REMNICK: And those plans go out the window with this because you don't have a Democratic Party leadership, what are we talking about? You have a 75-year-old powerful populist leader, Bernie Sanders. You've got Elizabeth Warren who's closing in herself, what, she's 68. So their chances of going again in four years are slender.

Let's not forget Joe Biden, 74, still kicking himself for not challenging Clinton in the primaries. 

REMNICK: And I asked (Obama), so what's the bench of the Democratic Party? Well, he said, Kamala Harris -- OK. Uhm, then he said, oh and there's that, uh, guy who's a Rhodes scholar and gay mayor of, uhm, South Bend, Ind., name didn't quite come to him. (chuckles) And then that was -- you know, you could see, this is a party that has, uhm, as they say in baseball, in a reconstruction year.

What those "in baseball" are more inclined to say, as opposed to those who conjure prose for the New Yorker, is that this will be a year for rebuilding, not reconstruction. Ball teams rebuild after a bad year, a pitcher's bum shoulder undergoes reconstruction.

Did you see where Remnick was heading -- "This is a party that has ..." -- before changing direction to invoke his rarefied metaphor? Since he didn't finish the sentence as intended, we're allowed to fill in the blank. Here's what I think Remnick was about to say but held off out of deference to Dear Leader -- This is a party that has been hollowed to its core.

That this is true is beyond dispute -- the raw numbers are staggering. As National Review editor Rich Lowry described it in a New York Post column headlined "Obama's main legacy: the collapse of the Democratic Party" --

His party has been devastated beneath him. It began in 2010, when Republicans took the House by winning 63 seats, the biggest pickup since 1948, and six seats in the Senate. In 2014, Republicans gained another 13 House seats and took control of the Senate. Democrats lost more than 900 state legislative seats in this period.

******

• _Written instruction a_
Give the lines of the records as a numbered list, starting at the line containing "guitar-emoji (448, 1198, 527, 1281)" and ending at the line containing "emoji-icon (62, 1408, 138, 1484)", with blank lines left out.

[Annotated element listings]

******

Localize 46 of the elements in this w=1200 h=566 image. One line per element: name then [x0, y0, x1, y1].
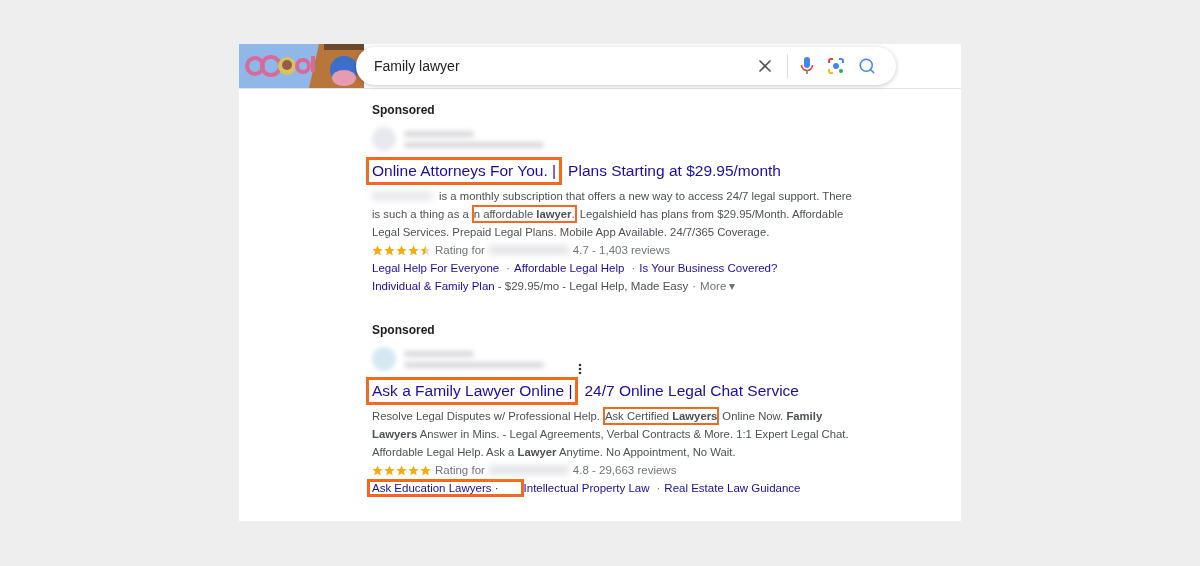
description-text: Lawyers Answer in Mins. - Legal Agreements, Verbal Contracts & More. 1:1 Expert Legal Chat.	[371, 427, 850, 442]
ad-title-link[interactable]: Plans Starting at $29.95/month	[562, 157, 787, 185]
rating-text: 4.7 - 1,403 reviews	[572, 244, 671, 256]
search-bar[interactable]: Family lawyer	[356, 47, 896, 85]
doodle-logo[interactable]	[239, 44, 364, 88]
blurred-avatar	[372, 347, 396, 371]
separator-text: ·	[506, 262, 511, 274]
sitelink[interactable]: Legal Help For Everyone	[367, 259, 503, 277]
sitelink[interactable]: Real Estate Law Guidance	[659, 479, 804, 497]
sponsored-label: Sponsored	[372, 323, 436, 337]
sitelink[interactable]: Affordable Legal Help	[509, 259, 628, 277]
rating-label: Rating for	[435, 464, 485, 476]
ad-title-link[interactable]: Ask a Family Lawyer Online |	[366, 377, 579, 405]
sponsored-label: Sponsored	[372, 103, 436, 117]
star-icon	[396, 244, 407, 256]
star-icon	[384, 244, 395, 256]
description-text: n affordable lawyer.	[471, 205, 577, 223]
description-text: Affordable Legal Help. Ask a Lawyer Anytime. No Appointment, No Wait.	[371, 445, 737, 460]
ad-title-link[interactable]: Online Attorneys For You. |	[366, 157, 563, 185]
star-icon	[420, 464, 431, 476]
more-link[interactable]: More ▾	[695, 276, 739, 296]
description-text: Ask Certified Lawyers	[602, 407, 720, 425]
description-text: is such a thing as a	[371, 207, 470, 222]
rating-text: 4.8 - 29,663 reviews	[572, 464, 677, 476]
star-icon	[384, 464, 395, 476]
star-icon	[372, 244, 383, 256]
rating-label: Rating for	[435, 244, 485, 256]
description-text: Resolve Legal Disputes w/ Professional Help.	[371, 409, 601, 424]
more-options-icon[interactable]	[578, 363, 582, 375]
search-field[interactable]: Family lawyer	[372, 57, 749, 75]
sitelink[interactable]: Is Your Business Covered?	[634, 259, 781, 277]
star-icon	[396, 464, 407, 476]
separator-text: ·	[631, 262, 636, 274]
separator-text: ·	[692, 280, 697, 292]
description-text: Online Now. Family	[721, 409, 824, 424]
description-text: Legal Services. Prepaid Legal Plans. Mobile App Available. 24/7/365 Coverage.	[371, 225, 771, 240]
sitelink[interactable]: Ask Education Lawyers ·	[367, 479, 524, 497]
sitelink-detail: - $29.95/mo - Legal Help, Made Easy	[497, 280, 689, 292]
sitelink[interactable]: Individual & Family Plan	[367, 277, 498, 295]
star-icon	[408, 464, 419, 476]
star-icon	[372, 464, 383, 476]
description-text: is a monthly subscription that offers a new way to access 24/7 legal support. There	[438, 189, 853, 204]
description-text: Legalshield has plans from $29.95/Month. Affordable	[578, 207, 845, 222]
star-icon	[408, 244, 419, 256]
separator-text: ·	[656, 482, 661, 494]
ad-title-link[interactable]: 24/7 Online Legal Chat Service	[578, 377, 805, 405]
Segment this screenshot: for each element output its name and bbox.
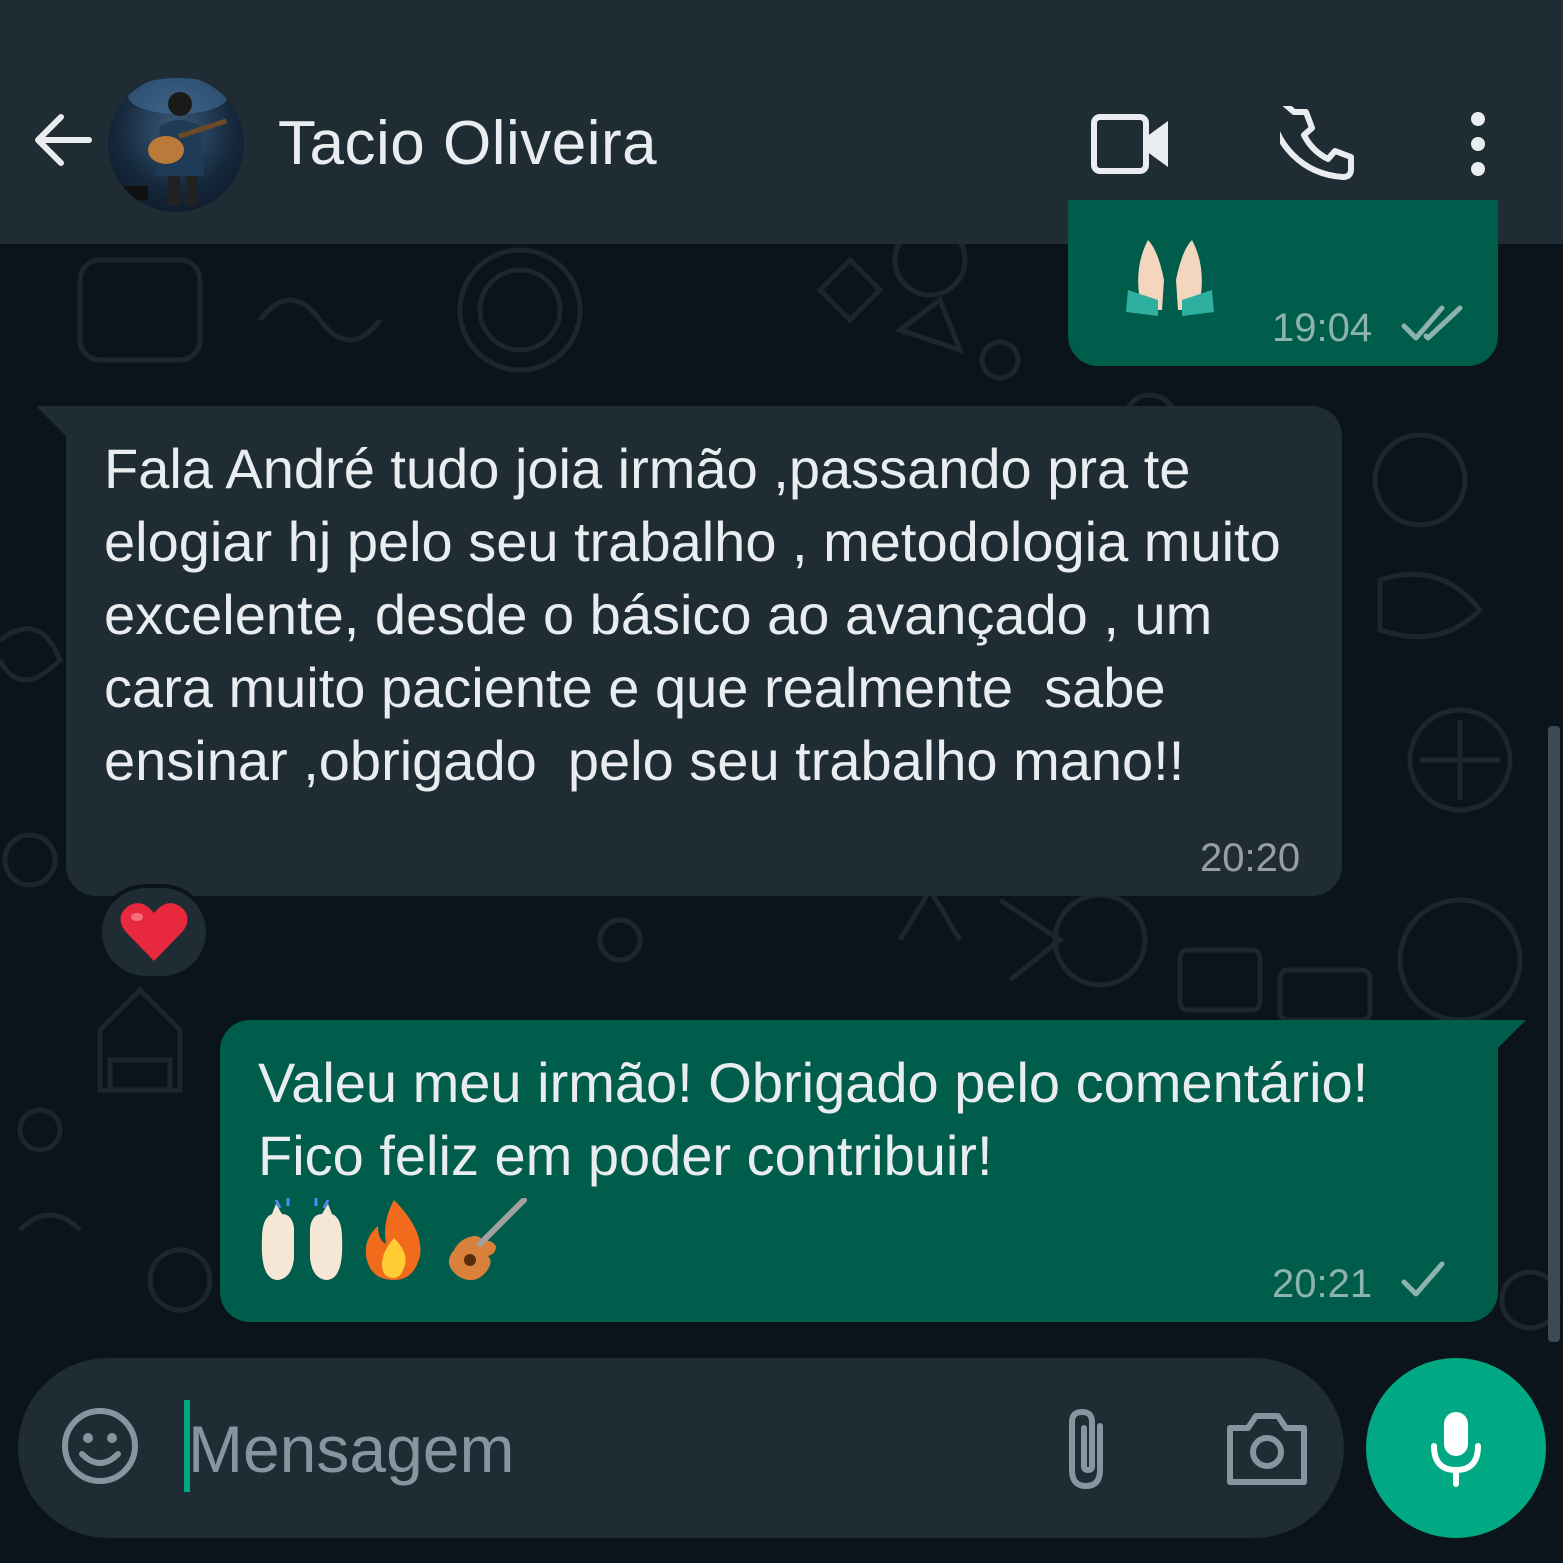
guitar-emoji (448, 1198, 527, 1281)
scrollbar[interactable] (1548, 726, 1560, 1342)
single-check-sent-icon (1401, 1261, 1445, 1297)
camera-icon (1227, 1413, 1307, 1485)
raising-hands-emoji (261, 1198, 343, 1280)
attach-button[interactable] (1054, 1400, 1124, 1496)
voice-call-icon (1280, 106, 1354, 180)
fire-emoji (365, 1200, 421, 1280)
contact-name[interactable]: Tacio Oliveira (278, 108, 657, 179)
message-time: 20:21 (1272, 1262, 1373, 1306)
emoji-row (256, 1198, 530, 1282)
avatar[interactable] (108, 76, 244, 212)
camera-button[interactable] (1222, 1408, 1312, 1488)
message-input[interactable] (188, 1404, 1008, 1494)
heart-icon (120, 903, 188, 961)
more-options-button[interactable] (1448, 100, 1508, 188)
back-arrow-icon (35, 114, 92, 166)
video-call-icon (1091, 114, 1168, 174)
emoji-icon (62, 1408, 138, 1484)
heart-reaction[interactable] (98, 884, 210, 980)
message-text: Fala André tudo joia irmão ,passando pra… (104, 437, 1297, 792)
back-button[interactable] (22, 100, 102, 180)
microphone-icon (1431, 1412, 1481, 1487)
bubble-tail (1492, 1020, 1526, 1054)
avatar-photo (118, 78, 228, 206)
microphone-button[interactable] (1366, 1358, 1546, 1538)
voice-call-button[interactable] (1270, 100, 1366, 188)
message-text: Valeu meu irmão! Obrigado pelo comentári… (258, 1051, 1369, 1187)
double-check-read-icon (1401, 305, 1463, 341)
emoji-button[interactable] (58, 1404, 142, 1488)
more-options-icon (1471, 112, 1485, 176)
praying-hands-emoji (1118, 240, 1222, 325)
message-time: 20:20 (1200, 836, 1301, 880)
video-call-button[interactable] (1082, 100, 1182, 188)
message-time: 19:04 (1272, 306, 1373, 350)
attach-icon (1069, 1408, 1103, 1490)
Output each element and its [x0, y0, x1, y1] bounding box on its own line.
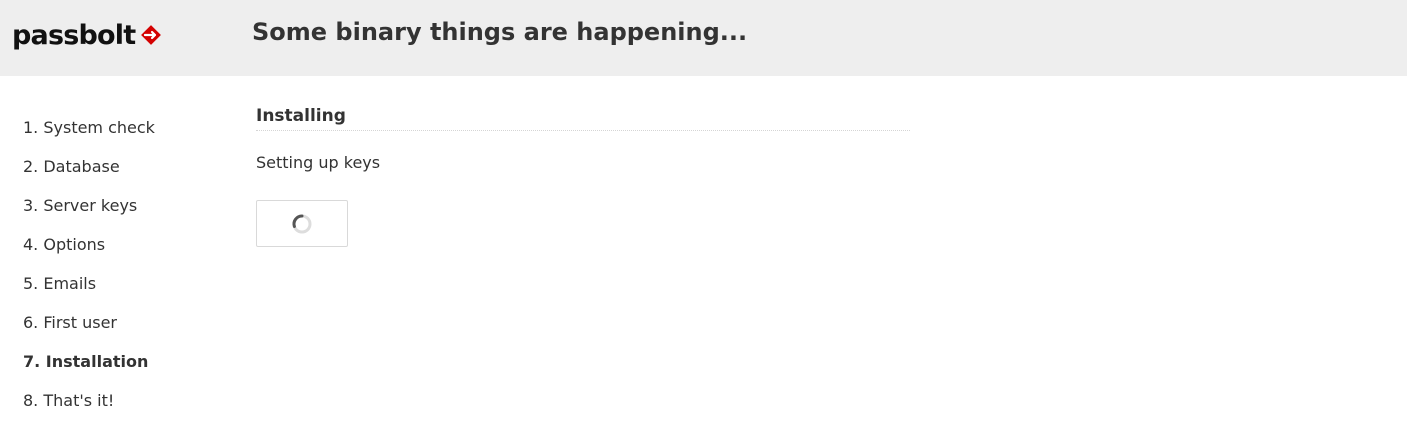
main-content: Installing Setting up keys: [256, 104, 910, 247]
loading-spinner-icon: [292, 214, 312, 233]
step-database: 2. Database: [23, 157, 120, 176]
step-server-keys: 3. Server keys: [23, 196, 138, 215]
status-text: Setting up keys: [256, 153, 381, 172]
step-options: 4. Options: [23, 235, 106, 254]
step-first-user: 6. First user: [23, 313, 118, 332]
step-system-check: 1. System check: [23, 118, 155, 137]
logo-diamond-icon: [141, 25, 162, 45]
loading-button[interactable]: [256, 200, 348, 247]
page-title: Some binary things are happening...: [252, 18, 748, 46]
logo-text: passbolt: [12, 19, 136, 51]
header: passbolt Some binary things are happenin…: [0, 0, 1407, 76]
step-installation: 7. Installation: [23, 352, 149, 371]
setup-steps-list: 1. System check 2. Database 3. Server ke…: [23, 108, 155, 420]
section-title: Installing: [256, 104, 910, 131]
step-emails: 5. Emails: [23, 274, 97, 293]
step-thats-it: 8. That's it!: [23, 391, 115, 410]
passbolt-logo: passbolt: [12, 18, 164, 52]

******

• _Written instruction b_
In the excerpt about the Democratic Party, how many House seats did Republicans win in 2010?

• _Exercise response a_
1. guitar-emoji (448, 1198, 527, 1281)
2. scrollbar[interactable] (1548, 726, 1560, 1342)
3. single-check-sent-icon (1401, 1261, 1445, 1297)
4. camera-icon (1227, 1413, 1307, 1485)
5. raising-hands-emoji (261, 1198, 343, 1280)
6. attach-button[interactable] (1054, 1400, 1124, 1496)
7. voice-call-icon (1280, 106, 1354, 180)
8. fire-emoji (365, 1200, 421, 1280)
9. contact-name[interactable]: Tacio Oliveira (278, 108, 657, 179)
10. message-time: 20:21 (1272, 1262, 1373, 1306)
11. emoji-row (256, 1198, 530, 1282)
12. avatar[interactable] (108, 76, 244, 212)
13. camera-button[interactable] (1222, 1408, 1312, 1488)
14. message-input[interactable] (188, 1404, 1008, 1494)
15. heart-icon (120, 903, 188, 961)
16. more-options-button[interactable] (1448, 100, 1508, 188)
17. back-arrow-icon (35, 114, 92, 166)
18. video-call-icon (1091, 114, 1168, 174)
19. emoji-icon (62, 1408, 138, 1484)

• _Exercise response b_
63 seats.